[Dataset excerpt]
——————
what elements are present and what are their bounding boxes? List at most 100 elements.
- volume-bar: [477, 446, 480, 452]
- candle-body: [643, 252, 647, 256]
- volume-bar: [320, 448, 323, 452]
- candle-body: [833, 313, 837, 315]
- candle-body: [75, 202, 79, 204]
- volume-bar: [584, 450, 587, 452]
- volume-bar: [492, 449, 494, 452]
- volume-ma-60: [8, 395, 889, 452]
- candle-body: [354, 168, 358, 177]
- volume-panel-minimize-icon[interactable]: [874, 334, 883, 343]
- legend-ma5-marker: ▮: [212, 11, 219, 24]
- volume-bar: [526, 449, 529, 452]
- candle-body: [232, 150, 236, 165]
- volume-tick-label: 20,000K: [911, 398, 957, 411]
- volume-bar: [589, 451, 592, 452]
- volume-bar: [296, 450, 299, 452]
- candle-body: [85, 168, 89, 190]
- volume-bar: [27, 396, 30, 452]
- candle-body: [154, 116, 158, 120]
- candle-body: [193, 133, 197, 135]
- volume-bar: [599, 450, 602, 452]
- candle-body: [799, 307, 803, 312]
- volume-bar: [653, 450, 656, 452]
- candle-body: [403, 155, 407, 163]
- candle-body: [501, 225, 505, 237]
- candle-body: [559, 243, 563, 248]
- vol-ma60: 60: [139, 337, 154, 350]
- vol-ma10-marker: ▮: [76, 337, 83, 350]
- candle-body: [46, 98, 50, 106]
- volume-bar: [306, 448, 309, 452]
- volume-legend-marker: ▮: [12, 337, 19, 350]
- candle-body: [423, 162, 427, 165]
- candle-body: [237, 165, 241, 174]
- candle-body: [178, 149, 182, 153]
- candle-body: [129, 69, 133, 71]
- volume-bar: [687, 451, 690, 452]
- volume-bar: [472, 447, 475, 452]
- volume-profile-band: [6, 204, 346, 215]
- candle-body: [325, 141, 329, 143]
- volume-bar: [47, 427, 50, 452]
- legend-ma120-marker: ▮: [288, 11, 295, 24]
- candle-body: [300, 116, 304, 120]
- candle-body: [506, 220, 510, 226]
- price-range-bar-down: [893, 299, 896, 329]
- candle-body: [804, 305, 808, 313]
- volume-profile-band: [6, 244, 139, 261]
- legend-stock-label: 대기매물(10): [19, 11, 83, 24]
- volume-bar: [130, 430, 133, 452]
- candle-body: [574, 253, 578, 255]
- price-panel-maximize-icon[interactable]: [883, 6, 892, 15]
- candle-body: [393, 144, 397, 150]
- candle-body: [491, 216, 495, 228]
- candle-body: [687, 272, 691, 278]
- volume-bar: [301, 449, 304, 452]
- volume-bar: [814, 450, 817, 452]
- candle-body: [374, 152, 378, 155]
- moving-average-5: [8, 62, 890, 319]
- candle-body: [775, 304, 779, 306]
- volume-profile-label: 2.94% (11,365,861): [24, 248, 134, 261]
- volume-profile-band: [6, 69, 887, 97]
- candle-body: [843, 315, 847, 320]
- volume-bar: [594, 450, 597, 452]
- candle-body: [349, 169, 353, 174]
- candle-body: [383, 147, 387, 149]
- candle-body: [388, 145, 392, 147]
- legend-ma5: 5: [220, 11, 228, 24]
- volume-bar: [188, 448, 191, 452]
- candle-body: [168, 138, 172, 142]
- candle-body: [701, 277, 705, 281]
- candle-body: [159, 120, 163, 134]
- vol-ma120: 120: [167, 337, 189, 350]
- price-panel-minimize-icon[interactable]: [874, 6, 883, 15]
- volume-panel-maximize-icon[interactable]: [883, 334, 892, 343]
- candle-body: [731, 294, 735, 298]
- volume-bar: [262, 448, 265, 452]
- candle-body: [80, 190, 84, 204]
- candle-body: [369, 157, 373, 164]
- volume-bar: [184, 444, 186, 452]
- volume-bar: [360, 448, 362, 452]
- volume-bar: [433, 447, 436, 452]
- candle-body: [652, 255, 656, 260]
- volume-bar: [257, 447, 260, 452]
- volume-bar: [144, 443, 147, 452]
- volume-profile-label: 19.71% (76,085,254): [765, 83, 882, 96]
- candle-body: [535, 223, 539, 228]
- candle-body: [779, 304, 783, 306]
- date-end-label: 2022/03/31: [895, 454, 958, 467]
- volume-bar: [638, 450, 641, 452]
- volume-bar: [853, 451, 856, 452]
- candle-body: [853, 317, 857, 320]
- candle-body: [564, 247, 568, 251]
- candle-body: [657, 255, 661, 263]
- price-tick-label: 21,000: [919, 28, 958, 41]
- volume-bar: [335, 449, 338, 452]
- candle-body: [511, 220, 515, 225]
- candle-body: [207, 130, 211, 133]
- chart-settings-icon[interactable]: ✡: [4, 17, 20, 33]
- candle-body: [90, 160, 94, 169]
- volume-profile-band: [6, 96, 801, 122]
——————
**Objective:** Copy every line of the records above word for word.

**Answer to the problem:**
what elements are present and what are their bounding boxes? List at most 100 elements.
- volume-bar: [477, 446, 480, 452]
- candle-body: [643, 252, 647, 256]
- volume-bar: [320, 448, 323, 452]
- candle-body: [833, 313, 837, 315]
- candle-body: [75, 202, 79, 204]
- volume-bar: [584, 450, 587, 452]
- volume-bar: [492, 449, 494, 452]
- volume-ma-60: [8, 395, 889, 452]
- candle-body: [354, 168, 358, 177]
- volume-panel-minimize-icon[interactable]: [874, 334, 883, 343]
- legend-ma5-marker: ▮: [212, 11, 219, 24]
- volume-bar: [526, 449, 529, 452]
- candle-body: [232, 150, 236, 165]
- volume-tick-label: 20,000K: [911, 398, 957, 411]
- volume-bar: [589, 451, 592, 452]
- volume-bar: [296, 450, 299, 452]
- candle-body: [85, 168, 89, 190]
- volume-bar: [27, 396, 30, 452]
- candle-body: [154, 116, 158, 120]
- candle-body: [193, 133, 197, 135]
- volume-bar: [599, 450, 602, 452]
- candle-body: [799, 307, 803, 312]
- volume-bar: [653, 450, 656, 452]
- candle-body: [403, 155, 407, 163]
- candle-body: [501, 225, 505, 237]
- candle-body: [559, 243, 563, 248]
- vol-ma60: 60: [139, 337, 154, 350]
- vol-ma10-marker: ▮: [76, 337, 83, 350]
- candle-body: [46, 98, 50, 106]
- volume-bar: [306, 448, 309, 452]
- volume-legend-marker: ▮: [12, 337, 19, 350]
- candle-body: [423, 162, 427, 165]
- candle-body: [237, 165, 241, 174]
- candle-body: [178, 149, 182, 153]
- candle-body: [129, 69, 133, 71]
- volume-bar: [687, 451, 690, 452]
- volume-bar: [472, 447, 475, 452]
- volume-profile-band: [6, 204, 346, 215]
- candle-body: [325, 141, 329, 143]
- volume-bar: [47, 427, 50, 452]
- legend-ma120-marker: ▮: [288, 11, 295, 24]
- candle-body: [300, 116, 304, 120]
- candle-body: [506, 220, 510, 226]
- price-range-bar-down: [893, 299, 896, 329]
- candle-body: [804, 305, 808, 313]
- volume-profile-band: [6, 244, 139, 261]
- legend-stock-label: 대기매물(10): [19, 11, 83, 24]
- volume-bar: [130, 430, 133, 452]
- candle-body: [574, 253, 578, 255]
- price-panel-maximize-icon[interactable]: [883, 6, 892, 15]
- candle-body: [393, 144, 397, 150]
- candle-body: [491, 216, 495, 228]
- candle-body: [687, 272, 691, 278]
- volume-bar: [301, 449, 304, 452]
- volume-bar: [814, 450, 817, 452]
- candle-body: [374, 152, 378, 155]
- moving-average-5: [8, 62, 890, 319]
- candle-body: [775, 304, 779, 306]
- volume-profile-label: 2.94% (11,365,861): [24, 248, 134, 261]
- volume-profile-band: [6, 69, 887, 97]
- candle-body: [843, 315, 847, 320]
- volume-bar: [594, 450, 597, 452]
- candle-body: [349, 169, 353, 174]
- candle-body: [383, 147, 387, 149]
- candle-body: [388, 145, 392, 147]
- legend-ma5: 5: [220, 11, 228, 24]
- volume-bar: [188, 448, 191, 452]
- candle-body: [168, 138, 172, 142]
- candle-body: [701, 277, 705, 281]
- candle-body: [159, 120, 163, 134]
- vol-ma120: 120: [167, 337, 189, 350]
- price-panel-minimize-icon[interactable]: [874, 6, 883, 15]
- volume-panel-maximize-icon[interactable]: [883, 334, 892, 343]
- candle-body: [731, 294, 735, 298]
- volume-bar: [262, 448, 265, 452]
- candle-body: [80, 190, 84, 204]
- candle-body: [369, 157, 373, 164]
- volume-bar: [184, 444, 186, 452]
- volume-bar: [360, 448, 362, 452]
- volume-bar: [433, 447, 436, 452]
- candle-body: [652, 255, 656, 260]
- volume-bar: [257, 447, 260, 452]
- volume-bar: [144, 443, 147, 452]
- volume-profile-label: 19.71% (76,085,254): [765, 83, 882, 96]
- candle-body: [535, 223, 539, 228]
- candle-body: [779, 304, 783, 306]
- date-end-label: 2022/03/31: [895, 454, 958, 467]
- volume-bar: [638, 450, 641, 452]
- volume-bar: [853, 451, 856, 452]
- candle-body: [853, 317, 857, 320]
- candle-body: [564, 247, 568, 251]
- candle-body: [657, 255, 661, 263]
- price-tick-label: 21,000: [919, 28, 958, 41]
- volume-bar: [335, 449, 338, 452]
- candle-body: [511, 220, 515, 225]
- candle-body: [207, 130, 211, 133]
- chart-settings-icon[interactable]: ✡: [4, 17, 20, 33]
- candle-body: [90, 160, 94, 169]
- volume-profile-band: [6, 96, 801, 122]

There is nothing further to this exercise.